» **Problem statement**
Copy down all of the data underneath, exactly as shown.
--- begin Listing ---
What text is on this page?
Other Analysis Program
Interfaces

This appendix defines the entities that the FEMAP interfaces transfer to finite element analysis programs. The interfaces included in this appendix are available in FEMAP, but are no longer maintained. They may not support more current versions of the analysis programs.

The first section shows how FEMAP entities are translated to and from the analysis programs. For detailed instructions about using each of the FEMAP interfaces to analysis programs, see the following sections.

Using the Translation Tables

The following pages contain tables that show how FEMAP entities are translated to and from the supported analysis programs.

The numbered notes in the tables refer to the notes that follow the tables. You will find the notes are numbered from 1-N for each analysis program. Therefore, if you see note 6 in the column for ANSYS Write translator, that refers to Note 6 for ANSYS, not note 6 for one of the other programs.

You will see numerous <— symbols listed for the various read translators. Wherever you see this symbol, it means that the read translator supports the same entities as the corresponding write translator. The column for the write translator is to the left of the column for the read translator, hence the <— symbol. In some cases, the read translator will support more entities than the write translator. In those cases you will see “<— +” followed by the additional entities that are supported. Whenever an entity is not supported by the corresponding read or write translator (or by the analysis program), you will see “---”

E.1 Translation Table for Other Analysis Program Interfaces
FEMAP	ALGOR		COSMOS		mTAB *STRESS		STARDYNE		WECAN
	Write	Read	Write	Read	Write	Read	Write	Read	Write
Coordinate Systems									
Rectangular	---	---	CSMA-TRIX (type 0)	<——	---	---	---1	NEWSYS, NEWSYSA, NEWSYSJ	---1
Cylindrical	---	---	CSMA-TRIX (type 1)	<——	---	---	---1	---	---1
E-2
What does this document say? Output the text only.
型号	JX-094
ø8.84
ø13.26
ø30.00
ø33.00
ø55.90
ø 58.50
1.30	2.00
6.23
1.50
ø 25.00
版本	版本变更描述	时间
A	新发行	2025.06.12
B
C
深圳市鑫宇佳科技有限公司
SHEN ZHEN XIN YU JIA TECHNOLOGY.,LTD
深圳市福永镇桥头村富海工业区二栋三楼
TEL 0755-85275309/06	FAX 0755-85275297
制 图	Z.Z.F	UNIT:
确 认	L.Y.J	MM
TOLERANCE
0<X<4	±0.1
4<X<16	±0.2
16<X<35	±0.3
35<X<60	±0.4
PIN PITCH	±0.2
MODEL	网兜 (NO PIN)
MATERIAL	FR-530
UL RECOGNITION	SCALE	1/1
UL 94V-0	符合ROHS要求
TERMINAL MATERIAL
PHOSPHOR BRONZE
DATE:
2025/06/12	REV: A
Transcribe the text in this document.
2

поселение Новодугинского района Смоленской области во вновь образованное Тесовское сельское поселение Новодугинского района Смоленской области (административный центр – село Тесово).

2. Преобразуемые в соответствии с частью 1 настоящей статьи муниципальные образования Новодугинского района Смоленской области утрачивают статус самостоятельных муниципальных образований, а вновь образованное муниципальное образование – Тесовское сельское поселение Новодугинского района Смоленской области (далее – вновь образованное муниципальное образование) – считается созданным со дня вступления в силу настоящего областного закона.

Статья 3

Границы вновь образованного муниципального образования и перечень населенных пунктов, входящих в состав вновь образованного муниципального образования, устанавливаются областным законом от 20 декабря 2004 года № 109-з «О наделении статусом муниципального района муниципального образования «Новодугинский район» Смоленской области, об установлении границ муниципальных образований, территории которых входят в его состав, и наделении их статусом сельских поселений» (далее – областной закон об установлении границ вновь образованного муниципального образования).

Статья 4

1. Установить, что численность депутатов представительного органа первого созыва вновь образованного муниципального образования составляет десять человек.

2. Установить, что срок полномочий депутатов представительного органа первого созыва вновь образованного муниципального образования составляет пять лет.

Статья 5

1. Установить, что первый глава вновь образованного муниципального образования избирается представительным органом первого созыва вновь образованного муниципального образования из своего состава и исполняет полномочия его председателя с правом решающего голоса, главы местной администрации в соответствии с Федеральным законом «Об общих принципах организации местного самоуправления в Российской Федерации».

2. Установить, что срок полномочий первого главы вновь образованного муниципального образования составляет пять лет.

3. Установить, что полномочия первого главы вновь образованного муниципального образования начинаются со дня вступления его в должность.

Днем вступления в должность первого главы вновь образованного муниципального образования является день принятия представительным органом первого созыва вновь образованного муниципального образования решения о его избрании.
--- end Listing ---
» **Output below**
What text is on this page?
Other Analysis Program
Interfaces

This appendix defines the entities that the FEMAP interfaces transfer to finite element analysis programs. The interfaces included in this appendix are available in FEMAP, but are no longer maintained. They may not support more current versions of the analysis programs.

The first section shows how FEMAP entities are translated to and from the analysis programs. For detailed instructions about using each of the FEMAP interfaces to analysis programs, see the following sections.

Using the Translation Tables

The following pages contain tables that show how FEMAP entities are translated to and from the supported analysis programs.

The numbered notes in the tables refer to the notes that follow the tables. You will find the notes are numbered from 1-N for each analysis program. Therefore, if you see note 6 in the column for ANSYS Write translator, that refers to Note 6 for ANSYS, not note 6 for one of the other programs.

You will see numerous <— symbols listed for the various read translators. Wherever you see this symbol, it means that the read translator supports the same entities as the corresponding write translator. The column for the write translator is to the left of the column for the read translator, hence the <— symbol. In some cases, the read translator will support more entities than the write translator. In those cases you will see “<— +” followed by the additional entities that are supported. Whenever an entity is not supported by the corresponding read or write translator (or by the analysis program), you will see “---”

E.1 Translation Table for Other Analysis Program Interfaces
FEMAP	ALGOR		COSMOS		mTAB *STRESS		STARDYNE		WECAN
	Write	Read	Write	Read	Write	Read	Write	Read	Write
Coordinate Systems									
Rectangular	---	---	CSMA-TRIX (type 0)	<——	---	---	---1	NEWSYS, NEWSYSA, NEWSYSJ	---1
Cylindrical	---	---	CSMA-TRIX (type 1)	<——	---	---	---1	---	---1
E-2
What does this document say? Output the text only.
型号	JX-094
ø8.84
ø13.26
ø30.00
ø33.00
ø55.90
ø 58.50
1.30	2.00
6.23
1.50
ø 25.00
版本	版本变更描述	时间
A	新发行	2025.06.12
B
C
深圳市鑫宇佳科技有限公司
SHEN ZHEN XIN YU JIA TECHNOLOGY.,LTD
深圳市福永镇桥头村富海工业区二栋三楼
TEL 0755-85275309/06	FAX 0755-85275297
制 图	Z.Z.F	UNIT:
确 认	L.Y.J	MM
TOLERANCE
0<X<4	±0.1
4<X<16	±0.2
16<X<35	±0.3
35<X<60	±0.4
PIN PITCH	±0.2
MODEL	网兜 (NO PIN)
MATERIAL	FR-530
UL RECOGNITION	SCALE	1/1
UL 94V-0	符合ROHS要求
TERMINAL MATERIAL
PHOSPHOR BRONZE
DATE:
2025/06/12	REV: A
Transcribe the text in this document.
2

поселение Новодугинского района Смоленской области во вновь образованное Тесовское сельское поселение Новодугинского района Смоленской области (административный центр – село Тесово).

2. Преобразуемые в соответствии с частью 1 настоящей статьи муниципальные образования Новодугинского района Смоленской области утрачивают статус самостоятельных муниципальных образований, а вновь образованное муниципальное образование – Тесовское сельское поселение Новодугинского района Смоленской области (далее – вновь образованное муниципальное образование) – считается созданным со дня вступления в силу настоящего областного закона.

Статья 3

Границы вновь образованного муниципального образования и перечень населенных пунктов, входящих в состав вновь образованного муниципального образования, устанавливаются областным законом от 20 декабря 2004 года № 109-з «О наделении статусом муниципального района муниципального образования «Новодугинский район» Смоленской области, об установлении границ муниципальных образований, территории которых входят в его состав, и наделении их статусом сельских поселений» (далее – областной закон об установлении границ вновь образованного муниципального образования).

Статья 4

1. Установить, что численность депутатов представительного органа первого созыва вновь образованного муниципального образования составляет десять человек.

2. Установить, что срок полномочий депутатов представительного органа первого созыва вновь образованного муниципального образования составляет пять лет.

Статья 5

1. Установить, что первый глава вновь образованного муниципального образования избирается представительным органом первого созыва вновь образованного муниципального образования из своего состава и исполняет полномочия его председателя с правом решающего голоса, главы местной администрации в соответствии с Федеральным законом «Об общих принципах организации местного самоуправления в Российской Федерации».

2. Установить, что срок полномочий первого главы вновь образованного муниципального образования составляет пять лет.

3. Установить, что полномочия первого главы вновь образованного муниципального образования начинаются со дня вступления его в должность.

Днем вступления в должность первого главы вновь образованного муниципального образования является день принятия представительным органом первого созыва вновь образованного муниципального образования решения о его избрании.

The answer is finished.